Data records
>> start
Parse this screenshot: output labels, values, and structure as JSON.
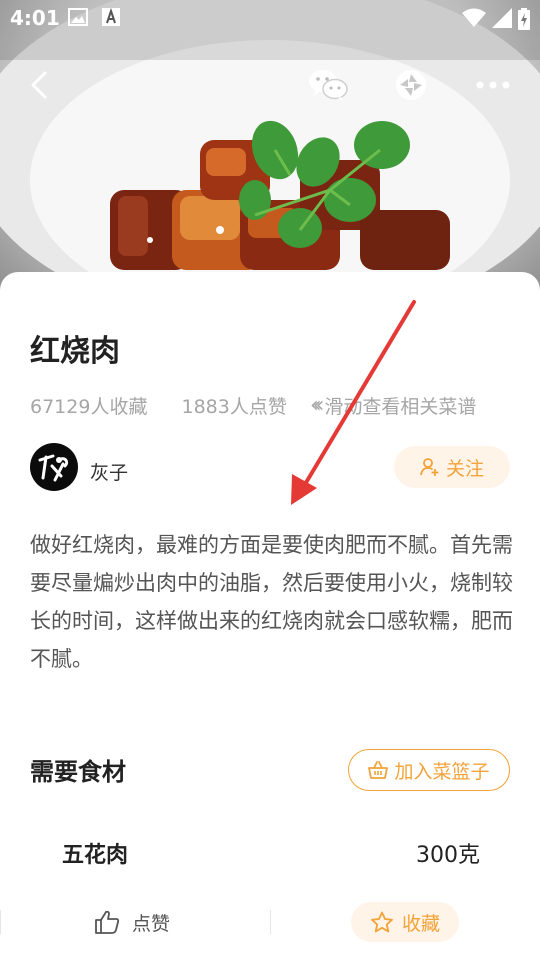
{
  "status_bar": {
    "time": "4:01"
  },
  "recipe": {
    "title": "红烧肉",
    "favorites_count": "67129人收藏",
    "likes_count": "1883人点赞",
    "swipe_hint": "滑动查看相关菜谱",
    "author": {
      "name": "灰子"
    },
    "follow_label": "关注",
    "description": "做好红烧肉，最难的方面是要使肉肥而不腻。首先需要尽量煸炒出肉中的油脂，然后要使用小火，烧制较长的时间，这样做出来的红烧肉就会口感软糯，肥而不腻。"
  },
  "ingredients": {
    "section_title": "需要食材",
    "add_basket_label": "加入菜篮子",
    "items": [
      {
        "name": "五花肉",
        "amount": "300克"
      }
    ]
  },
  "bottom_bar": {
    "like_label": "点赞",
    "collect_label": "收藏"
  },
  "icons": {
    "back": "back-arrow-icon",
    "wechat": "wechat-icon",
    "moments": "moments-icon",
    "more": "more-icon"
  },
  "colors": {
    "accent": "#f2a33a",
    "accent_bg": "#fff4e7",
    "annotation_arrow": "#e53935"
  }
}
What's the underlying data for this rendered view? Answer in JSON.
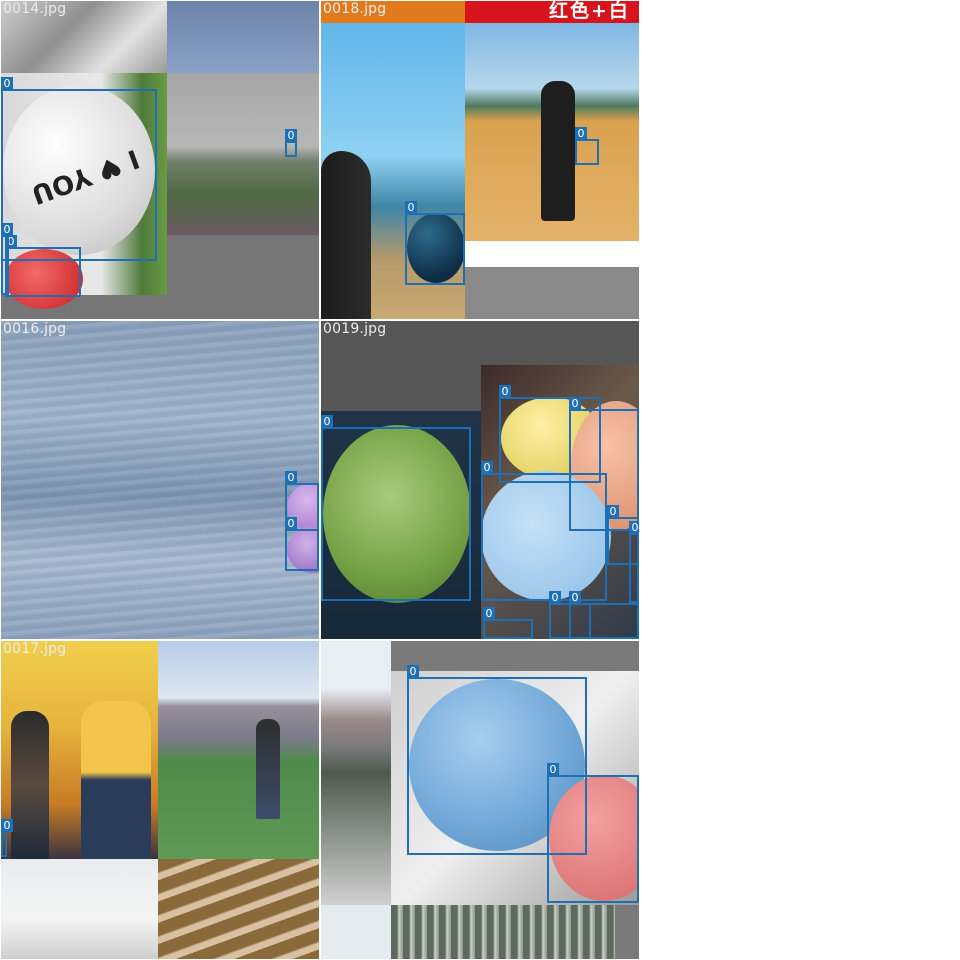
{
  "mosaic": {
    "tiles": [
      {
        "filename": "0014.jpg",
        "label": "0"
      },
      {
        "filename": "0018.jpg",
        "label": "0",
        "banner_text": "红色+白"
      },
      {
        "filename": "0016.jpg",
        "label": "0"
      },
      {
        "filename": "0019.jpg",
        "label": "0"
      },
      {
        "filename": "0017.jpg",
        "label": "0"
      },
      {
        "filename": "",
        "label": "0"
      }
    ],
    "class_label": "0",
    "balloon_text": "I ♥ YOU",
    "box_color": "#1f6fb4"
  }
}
>> end
Pick out the lines that include the word "filename" and write them out.

        "filename": "0014.jpg",
        "filename": "0018.jpg",
        "filename": "0016.jpg",
        "filename": "0019.jpg",
        "filename": "0017.jpg",
        "filename": "",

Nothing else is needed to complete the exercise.